EXERCISE INPUT ::

++++

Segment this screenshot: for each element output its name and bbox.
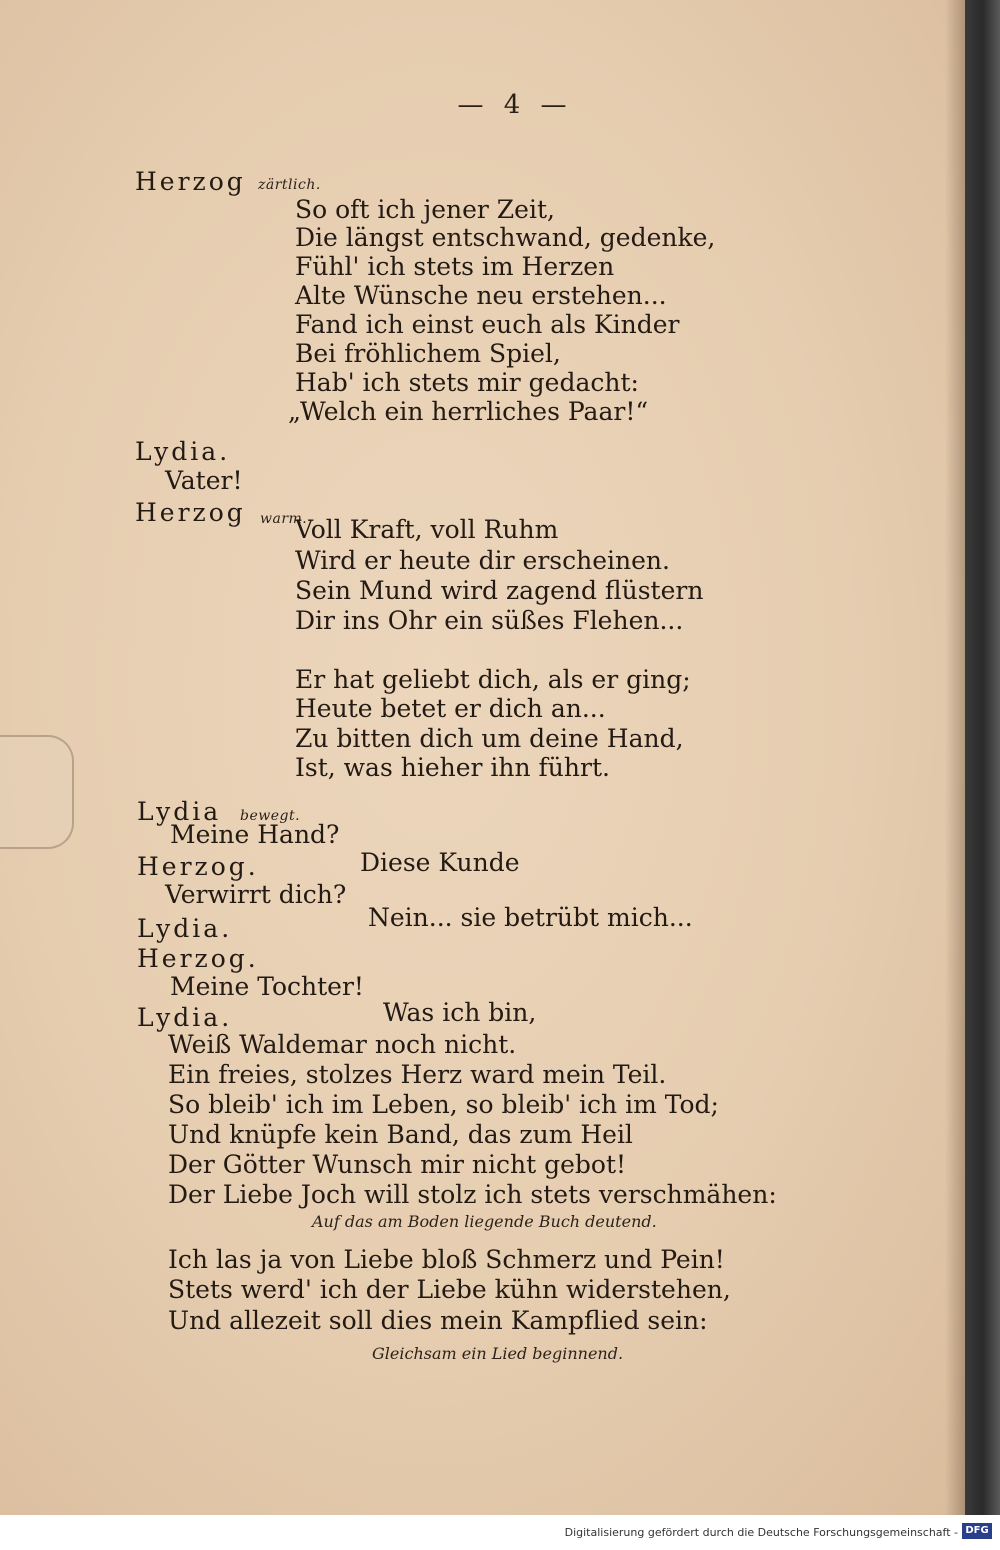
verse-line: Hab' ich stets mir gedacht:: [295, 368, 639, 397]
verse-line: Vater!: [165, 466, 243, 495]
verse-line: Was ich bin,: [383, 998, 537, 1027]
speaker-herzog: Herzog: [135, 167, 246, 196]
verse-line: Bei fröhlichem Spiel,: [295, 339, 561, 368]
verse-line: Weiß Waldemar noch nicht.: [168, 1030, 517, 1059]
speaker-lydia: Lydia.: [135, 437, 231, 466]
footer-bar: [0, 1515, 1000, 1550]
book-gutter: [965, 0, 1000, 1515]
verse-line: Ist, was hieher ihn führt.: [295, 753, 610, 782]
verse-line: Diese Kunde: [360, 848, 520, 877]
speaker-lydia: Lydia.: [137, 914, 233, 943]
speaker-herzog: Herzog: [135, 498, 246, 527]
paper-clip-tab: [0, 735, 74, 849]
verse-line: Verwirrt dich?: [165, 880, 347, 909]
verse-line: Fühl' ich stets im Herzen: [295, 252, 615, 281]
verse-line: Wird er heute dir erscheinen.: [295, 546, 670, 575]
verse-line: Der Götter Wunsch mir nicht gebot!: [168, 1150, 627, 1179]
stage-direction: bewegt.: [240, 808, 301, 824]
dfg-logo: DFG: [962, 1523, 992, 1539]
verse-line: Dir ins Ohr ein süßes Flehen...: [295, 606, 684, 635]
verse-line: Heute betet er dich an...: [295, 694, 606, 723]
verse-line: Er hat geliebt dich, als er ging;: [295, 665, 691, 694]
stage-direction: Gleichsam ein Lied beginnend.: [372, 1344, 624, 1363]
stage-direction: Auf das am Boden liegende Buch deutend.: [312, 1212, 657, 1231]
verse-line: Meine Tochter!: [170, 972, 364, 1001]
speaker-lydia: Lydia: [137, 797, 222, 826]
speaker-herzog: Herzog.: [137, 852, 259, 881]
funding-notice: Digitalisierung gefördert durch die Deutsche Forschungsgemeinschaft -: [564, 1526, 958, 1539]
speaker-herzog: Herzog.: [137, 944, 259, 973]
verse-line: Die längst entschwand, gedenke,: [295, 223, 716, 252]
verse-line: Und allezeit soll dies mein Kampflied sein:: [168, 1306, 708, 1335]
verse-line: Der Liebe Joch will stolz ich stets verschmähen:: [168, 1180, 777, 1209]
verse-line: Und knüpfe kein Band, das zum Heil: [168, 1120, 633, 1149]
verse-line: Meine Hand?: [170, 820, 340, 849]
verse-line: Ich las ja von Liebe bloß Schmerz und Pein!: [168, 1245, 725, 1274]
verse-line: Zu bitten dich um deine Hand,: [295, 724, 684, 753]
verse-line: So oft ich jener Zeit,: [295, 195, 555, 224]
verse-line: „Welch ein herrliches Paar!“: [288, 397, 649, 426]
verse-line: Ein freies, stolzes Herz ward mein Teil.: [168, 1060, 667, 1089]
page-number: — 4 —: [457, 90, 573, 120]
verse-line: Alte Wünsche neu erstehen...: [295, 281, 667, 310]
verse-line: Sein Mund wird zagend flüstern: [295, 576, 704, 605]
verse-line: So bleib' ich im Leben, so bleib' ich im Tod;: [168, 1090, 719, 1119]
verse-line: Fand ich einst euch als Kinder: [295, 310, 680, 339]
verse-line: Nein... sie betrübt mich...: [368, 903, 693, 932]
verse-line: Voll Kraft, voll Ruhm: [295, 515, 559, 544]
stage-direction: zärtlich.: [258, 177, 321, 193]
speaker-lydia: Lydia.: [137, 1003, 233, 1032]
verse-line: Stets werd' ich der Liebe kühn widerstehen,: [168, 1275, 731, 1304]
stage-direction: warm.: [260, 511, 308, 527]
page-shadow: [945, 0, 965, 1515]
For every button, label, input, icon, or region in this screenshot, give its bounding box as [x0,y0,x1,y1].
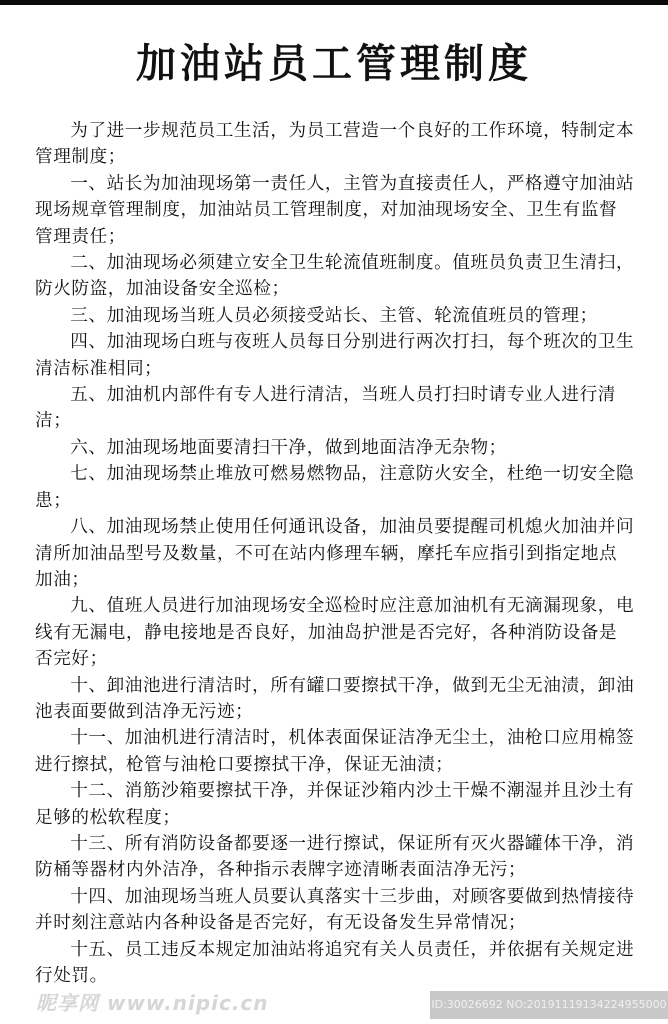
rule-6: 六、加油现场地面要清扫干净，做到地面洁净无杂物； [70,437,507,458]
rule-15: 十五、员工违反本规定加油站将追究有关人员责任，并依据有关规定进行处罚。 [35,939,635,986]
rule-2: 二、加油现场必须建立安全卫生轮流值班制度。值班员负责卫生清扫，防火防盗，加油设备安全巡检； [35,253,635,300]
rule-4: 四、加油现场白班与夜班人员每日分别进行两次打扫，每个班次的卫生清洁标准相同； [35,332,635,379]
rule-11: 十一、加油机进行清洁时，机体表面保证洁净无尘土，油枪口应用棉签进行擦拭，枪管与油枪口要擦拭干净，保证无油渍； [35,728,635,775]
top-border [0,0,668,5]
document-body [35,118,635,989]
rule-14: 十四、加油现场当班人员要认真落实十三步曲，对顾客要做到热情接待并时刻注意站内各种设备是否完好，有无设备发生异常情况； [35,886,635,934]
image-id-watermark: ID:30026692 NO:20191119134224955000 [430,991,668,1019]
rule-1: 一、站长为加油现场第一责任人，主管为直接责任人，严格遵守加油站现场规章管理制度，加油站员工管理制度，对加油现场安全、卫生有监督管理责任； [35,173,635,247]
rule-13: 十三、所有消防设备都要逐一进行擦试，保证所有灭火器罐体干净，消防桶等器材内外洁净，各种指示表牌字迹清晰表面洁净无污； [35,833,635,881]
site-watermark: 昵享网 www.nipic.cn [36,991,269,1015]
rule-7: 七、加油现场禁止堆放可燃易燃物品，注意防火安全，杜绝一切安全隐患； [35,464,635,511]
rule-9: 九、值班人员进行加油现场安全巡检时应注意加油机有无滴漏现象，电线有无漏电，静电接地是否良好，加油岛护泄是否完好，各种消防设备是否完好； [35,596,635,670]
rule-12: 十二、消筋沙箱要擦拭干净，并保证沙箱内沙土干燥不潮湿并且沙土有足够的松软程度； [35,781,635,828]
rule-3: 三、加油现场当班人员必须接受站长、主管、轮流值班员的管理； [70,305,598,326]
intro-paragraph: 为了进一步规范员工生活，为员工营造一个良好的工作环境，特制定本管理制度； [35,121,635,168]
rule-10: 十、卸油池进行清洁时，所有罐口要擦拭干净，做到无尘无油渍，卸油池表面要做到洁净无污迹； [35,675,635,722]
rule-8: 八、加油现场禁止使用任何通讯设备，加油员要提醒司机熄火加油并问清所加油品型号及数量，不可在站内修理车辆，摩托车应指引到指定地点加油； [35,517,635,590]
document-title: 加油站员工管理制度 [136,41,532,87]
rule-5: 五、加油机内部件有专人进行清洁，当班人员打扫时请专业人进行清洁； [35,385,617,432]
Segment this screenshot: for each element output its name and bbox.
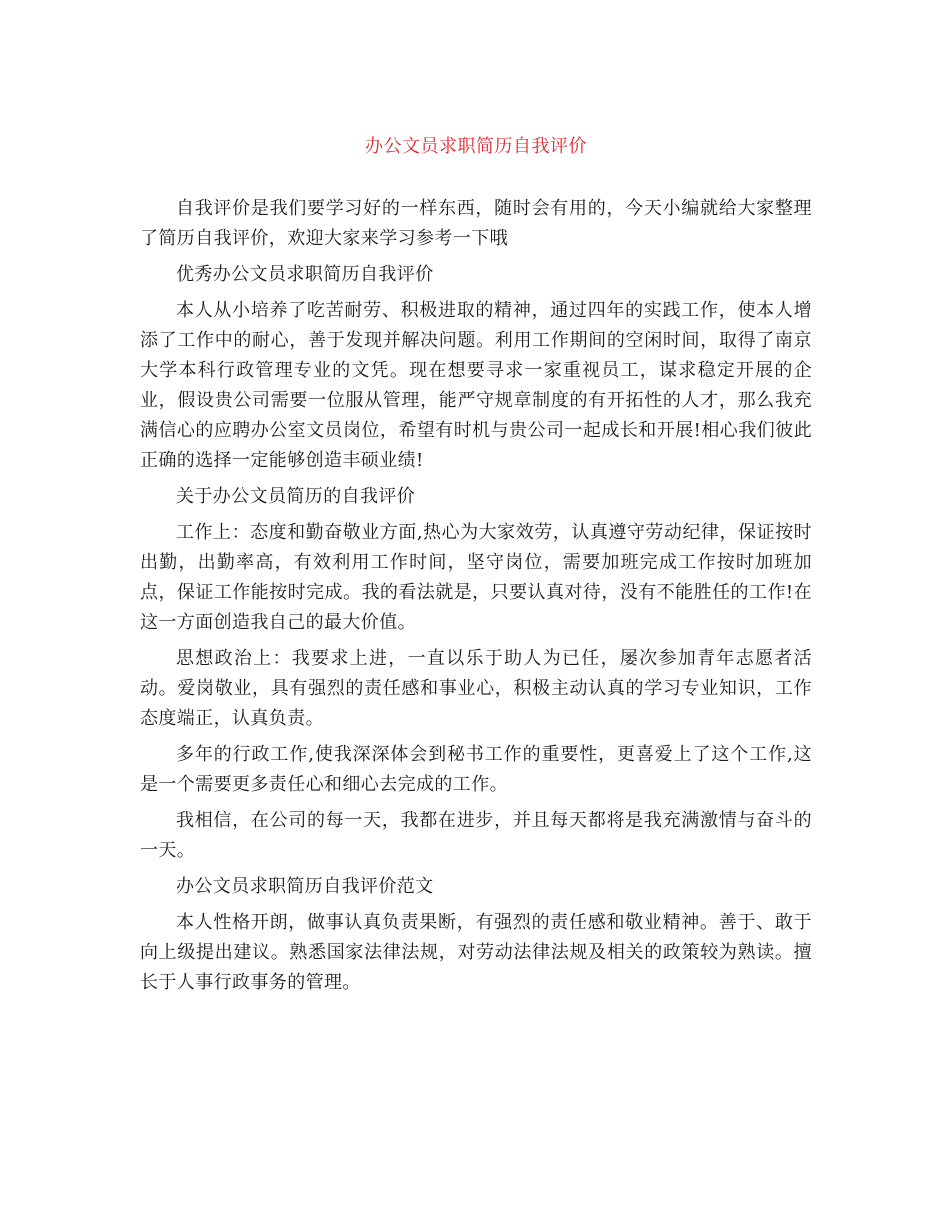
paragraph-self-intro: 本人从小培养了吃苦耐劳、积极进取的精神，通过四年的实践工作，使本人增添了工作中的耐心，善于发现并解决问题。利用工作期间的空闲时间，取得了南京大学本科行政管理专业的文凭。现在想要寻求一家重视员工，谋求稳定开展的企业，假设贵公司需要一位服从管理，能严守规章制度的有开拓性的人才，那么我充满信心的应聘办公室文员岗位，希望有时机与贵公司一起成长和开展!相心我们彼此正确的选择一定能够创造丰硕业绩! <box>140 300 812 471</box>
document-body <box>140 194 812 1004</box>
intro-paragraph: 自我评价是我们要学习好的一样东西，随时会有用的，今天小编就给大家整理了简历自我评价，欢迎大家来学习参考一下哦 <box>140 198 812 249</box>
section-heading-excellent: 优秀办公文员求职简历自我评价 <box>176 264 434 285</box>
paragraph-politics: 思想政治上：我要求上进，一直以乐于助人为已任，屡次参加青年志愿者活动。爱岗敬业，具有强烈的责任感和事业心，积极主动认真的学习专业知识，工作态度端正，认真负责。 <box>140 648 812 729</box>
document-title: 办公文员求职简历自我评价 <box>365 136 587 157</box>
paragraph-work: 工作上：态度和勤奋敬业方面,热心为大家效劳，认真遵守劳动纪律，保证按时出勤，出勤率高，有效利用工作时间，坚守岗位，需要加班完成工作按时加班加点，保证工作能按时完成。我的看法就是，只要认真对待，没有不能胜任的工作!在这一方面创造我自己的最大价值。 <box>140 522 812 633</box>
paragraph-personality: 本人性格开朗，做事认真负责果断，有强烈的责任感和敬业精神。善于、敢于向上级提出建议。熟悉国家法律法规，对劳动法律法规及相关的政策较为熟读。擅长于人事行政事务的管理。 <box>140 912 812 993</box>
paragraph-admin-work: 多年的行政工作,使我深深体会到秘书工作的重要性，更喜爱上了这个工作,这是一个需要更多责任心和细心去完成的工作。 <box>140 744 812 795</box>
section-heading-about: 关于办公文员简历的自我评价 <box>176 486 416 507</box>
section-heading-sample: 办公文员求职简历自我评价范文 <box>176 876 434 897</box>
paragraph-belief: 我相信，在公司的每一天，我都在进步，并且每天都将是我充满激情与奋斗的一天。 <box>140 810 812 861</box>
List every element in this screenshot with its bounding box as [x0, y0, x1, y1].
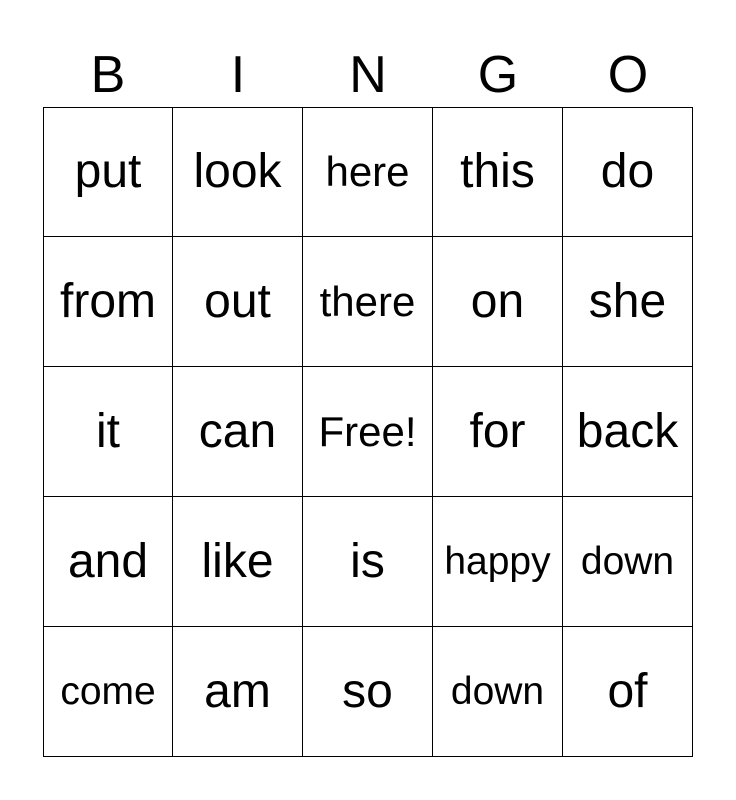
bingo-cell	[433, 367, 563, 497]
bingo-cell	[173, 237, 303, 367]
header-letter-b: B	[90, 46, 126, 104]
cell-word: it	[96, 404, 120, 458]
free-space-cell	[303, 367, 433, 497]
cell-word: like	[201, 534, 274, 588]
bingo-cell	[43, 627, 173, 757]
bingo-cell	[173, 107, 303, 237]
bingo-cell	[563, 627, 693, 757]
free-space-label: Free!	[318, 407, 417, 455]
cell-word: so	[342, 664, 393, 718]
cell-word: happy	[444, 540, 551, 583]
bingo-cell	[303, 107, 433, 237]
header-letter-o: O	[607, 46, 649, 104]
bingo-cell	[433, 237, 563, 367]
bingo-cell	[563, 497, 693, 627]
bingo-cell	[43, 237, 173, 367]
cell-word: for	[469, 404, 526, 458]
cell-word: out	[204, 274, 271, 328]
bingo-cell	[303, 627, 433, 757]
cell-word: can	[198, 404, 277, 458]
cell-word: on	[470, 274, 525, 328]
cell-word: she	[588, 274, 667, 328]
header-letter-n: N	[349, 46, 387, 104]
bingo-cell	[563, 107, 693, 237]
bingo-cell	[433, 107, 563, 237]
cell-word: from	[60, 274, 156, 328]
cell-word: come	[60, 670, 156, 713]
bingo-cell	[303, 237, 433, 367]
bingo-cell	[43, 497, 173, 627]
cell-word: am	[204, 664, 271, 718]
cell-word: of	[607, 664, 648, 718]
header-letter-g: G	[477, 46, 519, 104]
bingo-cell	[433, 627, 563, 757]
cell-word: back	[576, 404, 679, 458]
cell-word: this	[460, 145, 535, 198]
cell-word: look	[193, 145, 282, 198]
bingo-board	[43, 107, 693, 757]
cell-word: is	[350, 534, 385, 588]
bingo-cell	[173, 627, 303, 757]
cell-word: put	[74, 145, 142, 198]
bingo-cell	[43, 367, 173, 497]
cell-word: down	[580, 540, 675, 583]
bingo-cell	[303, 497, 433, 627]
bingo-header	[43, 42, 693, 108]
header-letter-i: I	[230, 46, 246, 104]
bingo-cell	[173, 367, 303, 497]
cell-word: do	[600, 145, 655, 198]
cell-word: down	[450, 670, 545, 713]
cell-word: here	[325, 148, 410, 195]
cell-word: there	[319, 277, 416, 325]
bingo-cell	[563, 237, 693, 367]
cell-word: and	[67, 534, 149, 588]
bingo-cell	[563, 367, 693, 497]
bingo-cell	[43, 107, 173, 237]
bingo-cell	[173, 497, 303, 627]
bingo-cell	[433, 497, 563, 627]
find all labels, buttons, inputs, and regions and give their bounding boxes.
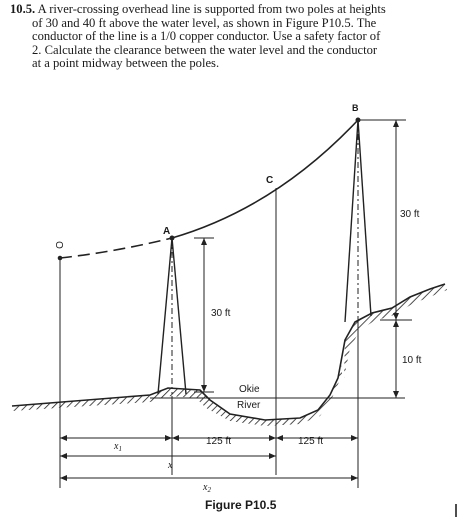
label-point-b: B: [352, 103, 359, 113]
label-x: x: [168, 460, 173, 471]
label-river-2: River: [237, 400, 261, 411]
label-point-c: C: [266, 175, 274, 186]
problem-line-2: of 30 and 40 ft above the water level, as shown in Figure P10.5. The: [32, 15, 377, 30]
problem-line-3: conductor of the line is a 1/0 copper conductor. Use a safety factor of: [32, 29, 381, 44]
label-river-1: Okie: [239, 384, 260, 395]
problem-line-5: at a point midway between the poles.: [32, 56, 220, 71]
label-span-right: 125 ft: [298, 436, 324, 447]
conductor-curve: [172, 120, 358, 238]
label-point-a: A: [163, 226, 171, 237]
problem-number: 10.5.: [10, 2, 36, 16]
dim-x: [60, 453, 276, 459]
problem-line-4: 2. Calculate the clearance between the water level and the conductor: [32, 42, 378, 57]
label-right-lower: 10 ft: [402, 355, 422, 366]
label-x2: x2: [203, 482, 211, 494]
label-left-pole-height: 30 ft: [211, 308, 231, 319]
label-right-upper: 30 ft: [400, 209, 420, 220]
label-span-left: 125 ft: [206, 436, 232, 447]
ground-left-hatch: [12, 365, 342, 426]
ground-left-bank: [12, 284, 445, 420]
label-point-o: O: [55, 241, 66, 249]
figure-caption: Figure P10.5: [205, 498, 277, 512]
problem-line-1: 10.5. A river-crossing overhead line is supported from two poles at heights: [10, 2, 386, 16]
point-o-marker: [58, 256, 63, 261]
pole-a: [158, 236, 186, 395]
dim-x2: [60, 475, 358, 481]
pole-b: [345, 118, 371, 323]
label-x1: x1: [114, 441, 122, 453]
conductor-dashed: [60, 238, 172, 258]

++++

YOUR TASK ::
Print the rows from the line with "300 812 471</box>" up to and including the line with "document-title: 办公文员求职简历自我评价 <box>365", reproducing each line without change.

FINISHED ANSWER ::
paragraph-self-intro: 本人从小培养了吃苦耐劳、积极进取的精神，通过四年的实践工作，使本人增添了工作中的耐心，善于发现并解决问题。利用工作期间的空闲时间，取得了南京大学本科行政管理专业的文凭。现在想要寻求一家重视员工，谋求稳定开展的企业，假设贵公司需要一位服从管理，能严守规章制度的有开拓性的人才，那么我充满信心的应聘办公室文员岗位，希望有时机与贵公司一起成长和开展!相心我们彼此正确的选择一定能够创造丰硕业绩! <box>140 300 812 471</box>
document-body <box>140 194 812 1004</box>
intro-paragraph: 自我评价是我们要学习好的一样东西，随时会有用的，今天小编就给大家整理了简历自我评价，欢迎大家来学习参考一下哦 <box>140 198 812 249</box>
section-heading-excellent: 优秀办公文员求职简历自我评价 <box>176 264 434 285</box>
paragraph-politics: 思想政治上：我要求上进，一直以乐于助人为已任，屡次参加青年志愿者活动。爱岗敬业，具有强烈的责任感和事业心，积极主动认真的学习专业知识，工作态度端正，认真负责。 <box>140 648 812 729</box>
document-title: 办公文员求职简历自我评价 <box>365 136 587 157</box>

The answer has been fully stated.